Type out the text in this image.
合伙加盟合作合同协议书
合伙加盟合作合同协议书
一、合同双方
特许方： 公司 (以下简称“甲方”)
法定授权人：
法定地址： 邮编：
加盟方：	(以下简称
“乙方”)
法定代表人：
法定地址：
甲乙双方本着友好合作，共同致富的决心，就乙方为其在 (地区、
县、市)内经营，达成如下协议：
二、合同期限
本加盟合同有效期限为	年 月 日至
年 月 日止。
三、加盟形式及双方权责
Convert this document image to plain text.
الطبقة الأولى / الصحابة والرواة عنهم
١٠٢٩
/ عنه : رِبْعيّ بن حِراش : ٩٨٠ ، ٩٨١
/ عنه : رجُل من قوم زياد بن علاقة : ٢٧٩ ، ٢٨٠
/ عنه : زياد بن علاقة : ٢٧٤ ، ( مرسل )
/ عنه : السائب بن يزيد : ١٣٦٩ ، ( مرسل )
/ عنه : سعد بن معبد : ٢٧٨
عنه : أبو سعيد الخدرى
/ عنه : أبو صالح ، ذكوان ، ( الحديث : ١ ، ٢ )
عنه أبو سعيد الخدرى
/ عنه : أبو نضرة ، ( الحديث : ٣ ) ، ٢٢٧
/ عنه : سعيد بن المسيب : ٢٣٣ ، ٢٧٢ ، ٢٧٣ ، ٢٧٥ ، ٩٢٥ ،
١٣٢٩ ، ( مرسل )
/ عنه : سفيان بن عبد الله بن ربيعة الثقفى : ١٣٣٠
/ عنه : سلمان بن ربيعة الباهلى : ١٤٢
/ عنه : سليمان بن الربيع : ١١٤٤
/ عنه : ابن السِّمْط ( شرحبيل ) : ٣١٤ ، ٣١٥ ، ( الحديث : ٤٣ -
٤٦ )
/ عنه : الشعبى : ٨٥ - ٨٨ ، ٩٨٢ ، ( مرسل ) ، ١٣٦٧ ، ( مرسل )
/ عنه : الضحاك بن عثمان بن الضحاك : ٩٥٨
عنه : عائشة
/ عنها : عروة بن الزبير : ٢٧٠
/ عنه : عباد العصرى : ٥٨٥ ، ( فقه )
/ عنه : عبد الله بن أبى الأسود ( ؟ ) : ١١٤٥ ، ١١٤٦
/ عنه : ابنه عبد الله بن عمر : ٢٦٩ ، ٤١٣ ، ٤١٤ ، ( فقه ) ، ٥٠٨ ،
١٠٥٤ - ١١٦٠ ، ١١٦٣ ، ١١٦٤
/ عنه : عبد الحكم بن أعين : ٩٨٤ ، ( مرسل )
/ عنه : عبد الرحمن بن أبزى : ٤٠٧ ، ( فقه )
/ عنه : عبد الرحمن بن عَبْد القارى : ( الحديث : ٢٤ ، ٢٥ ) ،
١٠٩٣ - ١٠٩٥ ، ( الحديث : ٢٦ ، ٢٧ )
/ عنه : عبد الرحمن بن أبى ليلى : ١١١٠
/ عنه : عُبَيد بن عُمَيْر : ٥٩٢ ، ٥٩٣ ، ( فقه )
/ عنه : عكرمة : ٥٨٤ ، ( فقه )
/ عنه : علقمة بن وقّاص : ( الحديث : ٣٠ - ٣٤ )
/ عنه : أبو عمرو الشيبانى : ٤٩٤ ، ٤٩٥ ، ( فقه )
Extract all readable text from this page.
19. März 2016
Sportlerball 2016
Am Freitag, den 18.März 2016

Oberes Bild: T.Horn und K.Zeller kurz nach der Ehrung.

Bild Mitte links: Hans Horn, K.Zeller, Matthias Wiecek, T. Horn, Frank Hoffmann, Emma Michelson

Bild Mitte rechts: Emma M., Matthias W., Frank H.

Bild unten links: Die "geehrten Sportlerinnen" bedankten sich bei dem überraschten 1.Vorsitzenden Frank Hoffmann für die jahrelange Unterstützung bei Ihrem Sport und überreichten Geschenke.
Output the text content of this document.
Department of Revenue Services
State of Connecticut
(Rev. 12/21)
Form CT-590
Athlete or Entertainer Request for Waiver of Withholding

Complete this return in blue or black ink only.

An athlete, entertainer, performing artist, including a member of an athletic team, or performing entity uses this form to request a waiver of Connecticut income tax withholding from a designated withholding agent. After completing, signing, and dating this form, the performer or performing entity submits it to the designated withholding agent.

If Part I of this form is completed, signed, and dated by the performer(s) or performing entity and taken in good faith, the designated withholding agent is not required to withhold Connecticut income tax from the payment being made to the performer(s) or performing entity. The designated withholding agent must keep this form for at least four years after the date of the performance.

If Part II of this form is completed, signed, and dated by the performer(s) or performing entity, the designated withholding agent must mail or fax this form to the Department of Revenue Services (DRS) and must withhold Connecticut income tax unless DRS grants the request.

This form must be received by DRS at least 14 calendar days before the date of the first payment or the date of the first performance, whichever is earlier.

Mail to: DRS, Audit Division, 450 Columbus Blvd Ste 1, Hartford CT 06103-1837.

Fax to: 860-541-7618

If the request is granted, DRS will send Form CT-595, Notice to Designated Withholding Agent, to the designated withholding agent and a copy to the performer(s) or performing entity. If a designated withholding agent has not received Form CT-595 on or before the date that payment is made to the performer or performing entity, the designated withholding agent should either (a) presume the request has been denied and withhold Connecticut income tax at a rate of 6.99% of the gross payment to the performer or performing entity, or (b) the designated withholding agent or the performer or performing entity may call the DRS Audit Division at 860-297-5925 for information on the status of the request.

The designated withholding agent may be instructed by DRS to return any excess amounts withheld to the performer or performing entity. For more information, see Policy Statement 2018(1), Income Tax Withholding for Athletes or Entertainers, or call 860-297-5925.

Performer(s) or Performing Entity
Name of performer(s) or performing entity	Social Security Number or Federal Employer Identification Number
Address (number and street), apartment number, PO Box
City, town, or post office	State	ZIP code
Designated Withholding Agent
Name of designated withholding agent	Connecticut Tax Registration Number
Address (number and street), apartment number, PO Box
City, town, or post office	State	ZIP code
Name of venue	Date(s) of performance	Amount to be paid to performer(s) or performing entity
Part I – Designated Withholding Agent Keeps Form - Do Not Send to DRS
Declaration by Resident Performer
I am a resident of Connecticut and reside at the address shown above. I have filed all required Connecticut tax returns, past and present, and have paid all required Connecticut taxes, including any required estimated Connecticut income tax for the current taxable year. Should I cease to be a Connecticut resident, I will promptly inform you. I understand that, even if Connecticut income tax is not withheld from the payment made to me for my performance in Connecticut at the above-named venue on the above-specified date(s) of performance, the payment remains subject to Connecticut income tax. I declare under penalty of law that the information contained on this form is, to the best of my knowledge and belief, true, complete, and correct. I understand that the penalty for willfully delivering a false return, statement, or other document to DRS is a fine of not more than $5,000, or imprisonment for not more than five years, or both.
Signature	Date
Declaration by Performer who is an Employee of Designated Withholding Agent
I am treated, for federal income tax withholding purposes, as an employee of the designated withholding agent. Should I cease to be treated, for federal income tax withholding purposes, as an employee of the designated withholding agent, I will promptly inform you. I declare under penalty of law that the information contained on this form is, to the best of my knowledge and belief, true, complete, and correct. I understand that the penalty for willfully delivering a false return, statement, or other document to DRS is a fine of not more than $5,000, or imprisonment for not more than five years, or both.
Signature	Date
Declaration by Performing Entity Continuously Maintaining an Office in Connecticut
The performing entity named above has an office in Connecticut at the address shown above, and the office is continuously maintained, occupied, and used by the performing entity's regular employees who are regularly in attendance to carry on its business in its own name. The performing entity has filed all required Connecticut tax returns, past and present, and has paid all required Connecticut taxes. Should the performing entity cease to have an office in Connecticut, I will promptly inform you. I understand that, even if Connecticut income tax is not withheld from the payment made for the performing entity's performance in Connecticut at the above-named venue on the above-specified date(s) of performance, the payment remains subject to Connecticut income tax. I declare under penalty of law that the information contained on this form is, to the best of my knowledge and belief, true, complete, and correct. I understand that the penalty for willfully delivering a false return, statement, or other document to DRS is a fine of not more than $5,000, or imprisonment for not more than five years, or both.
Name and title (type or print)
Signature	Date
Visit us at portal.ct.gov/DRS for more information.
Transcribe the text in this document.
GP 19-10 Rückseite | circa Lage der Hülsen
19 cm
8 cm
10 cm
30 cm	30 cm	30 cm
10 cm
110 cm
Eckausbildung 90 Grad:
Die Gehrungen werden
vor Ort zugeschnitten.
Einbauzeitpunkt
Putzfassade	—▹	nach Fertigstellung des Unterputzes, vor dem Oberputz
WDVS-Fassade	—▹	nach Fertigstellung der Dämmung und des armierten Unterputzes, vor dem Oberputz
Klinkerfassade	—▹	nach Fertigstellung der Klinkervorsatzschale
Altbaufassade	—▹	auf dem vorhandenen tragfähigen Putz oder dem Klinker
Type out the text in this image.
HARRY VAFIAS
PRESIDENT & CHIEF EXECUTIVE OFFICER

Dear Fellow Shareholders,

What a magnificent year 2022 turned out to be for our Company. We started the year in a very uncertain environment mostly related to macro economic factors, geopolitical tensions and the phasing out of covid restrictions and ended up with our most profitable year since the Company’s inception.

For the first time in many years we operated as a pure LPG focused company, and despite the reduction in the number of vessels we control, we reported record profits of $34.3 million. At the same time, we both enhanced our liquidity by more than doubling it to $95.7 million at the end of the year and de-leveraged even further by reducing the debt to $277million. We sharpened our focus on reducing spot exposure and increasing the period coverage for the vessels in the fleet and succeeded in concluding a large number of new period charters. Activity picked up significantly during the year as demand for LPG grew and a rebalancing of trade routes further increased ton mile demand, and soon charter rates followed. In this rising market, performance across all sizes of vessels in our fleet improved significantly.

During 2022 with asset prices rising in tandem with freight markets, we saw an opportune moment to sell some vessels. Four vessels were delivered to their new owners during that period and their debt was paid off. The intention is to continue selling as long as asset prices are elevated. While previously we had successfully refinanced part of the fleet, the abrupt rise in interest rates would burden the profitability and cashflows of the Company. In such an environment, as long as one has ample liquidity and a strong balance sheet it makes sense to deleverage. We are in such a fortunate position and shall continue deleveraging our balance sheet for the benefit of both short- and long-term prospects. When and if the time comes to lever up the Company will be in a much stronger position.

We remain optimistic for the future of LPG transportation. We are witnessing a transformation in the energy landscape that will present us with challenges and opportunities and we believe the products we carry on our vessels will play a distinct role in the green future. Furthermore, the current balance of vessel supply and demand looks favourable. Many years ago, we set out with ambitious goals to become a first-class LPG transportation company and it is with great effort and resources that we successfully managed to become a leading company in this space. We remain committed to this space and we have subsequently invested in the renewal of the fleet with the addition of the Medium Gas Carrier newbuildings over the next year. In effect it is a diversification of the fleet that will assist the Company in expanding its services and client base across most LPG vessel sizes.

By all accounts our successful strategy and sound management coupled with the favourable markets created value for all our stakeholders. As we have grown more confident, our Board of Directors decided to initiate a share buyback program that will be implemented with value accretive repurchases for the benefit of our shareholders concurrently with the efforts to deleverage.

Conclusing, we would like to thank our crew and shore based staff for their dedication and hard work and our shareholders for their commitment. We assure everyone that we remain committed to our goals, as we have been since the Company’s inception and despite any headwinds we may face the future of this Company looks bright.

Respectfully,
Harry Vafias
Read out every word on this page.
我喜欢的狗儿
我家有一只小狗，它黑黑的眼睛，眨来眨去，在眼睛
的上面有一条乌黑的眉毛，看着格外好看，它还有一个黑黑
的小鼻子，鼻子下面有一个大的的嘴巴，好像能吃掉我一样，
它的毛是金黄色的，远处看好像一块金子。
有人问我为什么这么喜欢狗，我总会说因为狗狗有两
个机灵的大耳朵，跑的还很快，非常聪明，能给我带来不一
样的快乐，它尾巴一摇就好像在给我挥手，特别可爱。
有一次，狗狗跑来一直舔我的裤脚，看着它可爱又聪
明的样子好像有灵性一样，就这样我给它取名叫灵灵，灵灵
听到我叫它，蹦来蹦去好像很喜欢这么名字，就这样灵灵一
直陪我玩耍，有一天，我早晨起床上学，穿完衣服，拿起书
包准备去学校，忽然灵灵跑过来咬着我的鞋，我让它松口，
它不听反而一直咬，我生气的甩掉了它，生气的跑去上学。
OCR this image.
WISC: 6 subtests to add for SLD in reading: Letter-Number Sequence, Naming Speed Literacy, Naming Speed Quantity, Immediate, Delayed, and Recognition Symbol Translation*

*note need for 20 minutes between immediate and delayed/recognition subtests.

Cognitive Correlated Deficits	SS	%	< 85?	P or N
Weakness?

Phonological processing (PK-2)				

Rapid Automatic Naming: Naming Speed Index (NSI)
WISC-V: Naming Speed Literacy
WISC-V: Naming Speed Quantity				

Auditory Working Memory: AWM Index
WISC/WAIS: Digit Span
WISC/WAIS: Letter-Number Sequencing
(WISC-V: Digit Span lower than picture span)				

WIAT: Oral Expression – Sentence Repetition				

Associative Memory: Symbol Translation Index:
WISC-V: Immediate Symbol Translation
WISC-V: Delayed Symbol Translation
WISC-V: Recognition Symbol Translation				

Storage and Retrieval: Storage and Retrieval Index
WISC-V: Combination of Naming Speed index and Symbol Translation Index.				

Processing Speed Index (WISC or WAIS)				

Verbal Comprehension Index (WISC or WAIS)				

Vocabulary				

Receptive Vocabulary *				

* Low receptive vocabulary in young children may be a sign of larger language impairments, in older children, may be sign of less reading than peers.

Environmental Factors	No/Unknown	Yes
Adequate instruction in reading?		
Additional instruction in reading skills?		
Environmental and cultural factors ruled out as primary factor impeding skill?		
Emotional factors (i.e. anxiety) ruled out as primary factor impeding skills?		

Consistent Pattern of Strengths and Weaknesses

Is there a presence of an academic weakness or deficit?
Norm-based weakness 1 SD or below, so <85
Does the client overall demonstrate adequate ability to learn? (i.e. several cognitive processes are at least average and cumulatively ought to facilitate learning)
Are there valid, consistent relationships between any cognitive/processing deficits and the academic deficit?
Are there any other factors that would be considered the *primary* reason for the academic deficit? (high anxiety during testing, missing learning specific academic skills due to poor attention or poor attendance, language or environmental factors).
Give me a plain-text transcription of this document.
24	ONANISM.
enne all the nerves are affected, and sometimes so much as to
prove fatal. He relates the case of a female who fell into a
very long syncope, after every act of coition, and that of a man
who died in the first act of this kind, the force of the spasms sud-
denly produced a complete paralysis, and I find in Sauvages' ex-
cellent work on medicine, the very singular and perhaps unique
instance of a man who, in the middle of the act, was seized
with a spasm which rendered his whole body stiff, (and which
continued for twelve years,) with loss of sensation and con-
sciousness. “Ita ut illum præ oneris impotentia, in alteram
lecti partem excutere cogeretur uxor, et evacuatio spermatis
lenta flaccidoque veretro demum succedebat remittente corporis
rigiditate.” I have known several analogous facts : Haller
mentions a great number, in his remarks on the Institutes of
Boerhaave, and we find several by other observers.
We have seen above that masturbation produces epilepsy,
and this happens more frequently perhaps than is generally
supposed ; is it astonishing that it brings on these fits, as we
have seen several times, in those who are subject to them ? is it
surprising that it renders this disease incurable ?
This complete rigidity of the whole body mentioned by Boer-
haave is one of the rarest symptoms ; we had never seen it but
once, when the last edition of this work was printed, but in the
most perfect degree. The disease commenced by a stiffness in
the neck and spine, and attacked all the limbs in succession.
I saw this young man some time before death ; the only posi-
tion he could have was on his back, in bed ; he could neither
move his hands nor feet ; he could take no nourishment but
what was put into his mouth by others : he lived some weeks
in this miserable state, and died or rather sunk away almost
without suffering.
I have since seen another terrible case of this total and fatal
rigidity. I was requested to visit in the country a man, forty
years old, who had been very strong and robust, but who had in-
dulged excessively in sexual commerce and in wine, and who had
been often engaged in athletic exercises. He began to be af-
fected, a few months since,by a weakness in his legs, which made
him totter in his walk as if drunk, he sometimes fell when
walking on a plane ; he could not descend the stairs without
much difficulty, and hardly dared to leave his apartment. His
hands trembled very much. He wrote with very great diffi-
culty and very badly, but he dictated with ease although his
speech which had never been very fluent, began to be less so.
......
• **What is needed**
Show all lines above holding "subtests".

• **Task answer**
WISC: 6 subtests to add for SLD in reading: Letter-Number Sequence, Naming Speed Literacy, Naming Speed Quantity, Immediate, Delayed, and Recognition Symbol Translation*
*note need for 20 minutes between immediate and delayed/recognition subtests.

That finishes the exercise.